# WORK TO BE COMPLETED
Look for the string "Gıda" and copy every line that has it.

# RECORD EXTRACTS
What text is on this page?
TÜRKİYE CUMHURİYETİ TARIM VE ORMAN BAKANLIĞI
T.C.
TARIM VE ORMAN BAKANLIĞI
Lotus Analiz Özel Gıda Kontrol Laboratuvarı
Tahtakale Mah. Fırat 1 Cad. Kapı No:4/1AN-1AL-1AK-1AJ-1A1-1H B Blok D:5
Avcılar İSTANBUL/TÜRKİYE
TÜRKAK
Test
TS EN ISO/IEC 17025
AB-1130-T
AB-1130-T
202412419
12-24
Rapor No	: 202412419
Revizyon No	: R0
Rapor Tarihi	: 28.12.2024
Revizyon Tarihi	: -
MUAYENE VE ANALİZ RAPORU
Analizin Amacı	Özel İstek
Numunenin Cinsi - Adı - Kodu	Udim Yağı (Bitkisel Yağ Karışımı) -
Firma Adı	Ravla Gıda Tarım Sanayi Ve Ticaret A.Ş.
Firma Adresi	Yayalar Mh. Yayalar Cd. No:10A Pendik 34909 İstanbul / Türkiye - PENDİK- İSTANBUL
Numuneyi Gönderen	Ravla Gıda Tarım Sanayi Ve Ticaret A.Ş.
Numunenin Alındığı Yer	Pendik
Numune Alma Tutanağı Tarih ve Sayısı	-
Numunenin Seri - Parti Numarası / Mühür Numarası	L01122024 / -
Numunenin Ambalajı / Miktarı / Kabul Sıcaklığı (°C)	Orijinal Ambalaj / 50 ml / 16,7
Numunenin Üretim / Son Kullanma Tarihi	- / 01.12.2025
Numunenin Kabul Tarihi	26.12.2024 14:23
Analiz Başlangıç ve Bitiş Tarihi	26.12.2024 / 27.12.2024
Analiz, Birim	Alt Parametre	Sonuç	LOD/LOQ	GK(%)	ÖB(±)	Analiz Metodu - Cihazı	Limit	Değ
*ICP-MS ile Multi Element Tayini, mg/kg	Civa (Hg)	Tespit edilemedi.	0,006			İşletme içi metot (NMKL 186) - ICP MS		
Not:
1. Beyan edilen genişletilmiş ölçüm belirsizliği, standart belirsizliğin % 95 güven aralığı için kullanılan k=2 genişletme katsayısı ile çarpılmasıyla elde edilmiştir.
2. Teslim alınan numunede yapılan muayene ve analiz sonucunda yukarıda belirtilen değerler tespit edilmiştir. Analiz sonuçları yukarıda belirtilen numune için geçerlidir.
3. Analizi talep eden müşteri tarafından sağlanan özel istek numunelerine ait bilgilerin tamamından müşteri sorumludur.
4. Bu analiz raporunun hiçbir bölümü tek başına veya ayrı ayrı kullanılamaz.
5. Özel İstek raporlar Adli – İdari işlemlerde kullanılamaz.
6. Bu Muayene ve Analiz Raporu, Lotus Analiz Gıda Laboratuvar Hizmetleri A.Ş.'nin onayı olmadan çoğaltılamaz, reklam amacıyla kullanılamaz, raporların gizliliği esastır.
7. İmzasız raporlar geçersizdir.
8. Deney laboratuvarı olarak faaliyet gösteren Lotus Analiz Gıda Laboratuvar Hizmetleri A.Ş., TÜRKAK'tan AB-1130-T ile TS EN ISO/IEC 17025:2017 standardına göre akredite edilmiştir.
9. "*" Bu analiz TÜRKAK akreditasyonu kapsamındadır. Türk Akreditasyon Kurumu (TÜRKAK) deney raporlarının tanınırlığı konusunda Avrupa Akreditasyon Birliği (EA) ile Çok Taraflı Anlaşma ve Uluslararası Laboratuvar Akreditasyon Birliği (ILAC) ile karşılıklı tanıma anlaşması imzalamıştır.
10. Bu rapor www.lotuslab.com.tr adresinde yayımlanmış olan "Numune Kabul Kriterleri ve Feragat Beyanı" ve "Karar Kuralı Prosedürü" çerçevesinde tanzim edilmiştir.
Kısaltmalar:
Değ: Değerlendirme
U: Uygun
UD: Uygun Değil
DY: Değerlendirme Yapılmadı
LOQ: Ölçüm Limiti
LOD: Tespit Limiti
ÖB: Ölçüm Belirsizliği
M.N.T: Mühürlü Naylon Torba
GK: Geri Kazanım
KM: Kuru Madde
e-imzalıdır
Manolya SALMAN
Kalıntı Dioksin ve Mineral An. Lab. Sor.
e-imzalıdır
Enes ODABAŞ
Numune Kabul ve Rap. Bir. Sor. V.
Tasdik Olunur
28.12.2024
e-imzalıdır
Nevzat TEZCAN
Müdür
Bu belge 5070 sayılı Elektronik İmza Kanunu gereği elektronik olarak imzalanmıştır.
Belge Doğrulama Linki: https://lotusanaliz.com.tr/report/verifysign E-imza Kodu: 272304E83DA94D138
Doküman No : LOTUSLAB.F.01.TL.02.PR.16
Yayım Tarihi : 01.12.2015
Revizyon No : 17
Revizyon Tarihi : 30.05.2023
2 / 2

# TASK RESULT
Lotus Analiz Özel Gıda Kontrol Laboratuvarı
Firma Adı	Ravla Gıda Tarım Sanayi Ve Ticaret A.Ş.
Numuneyi Gönderen	Ravla Gıda Tarım Sanayi Ve Ticaret A.Ş.
6. Bu Muayene ve Analiz Raporu, Lotus Analiz Gıda Laboratuvar Hizmetleri A.Ş.'nin onayı olmadan çoğaltılamaz, reklam amacıyla kullanılamaz, raporların gizliliği esastır.
8. Deney laboratuvarı olarak faaliyet gösteren Lotus Analiz Gıda Laboratuvar Hizmetleri A.Ş., TÜRKAK'tan AB-1130-T ile TS EN ISO/IEC 17025:2017 standardına göre akredite edilmiştir.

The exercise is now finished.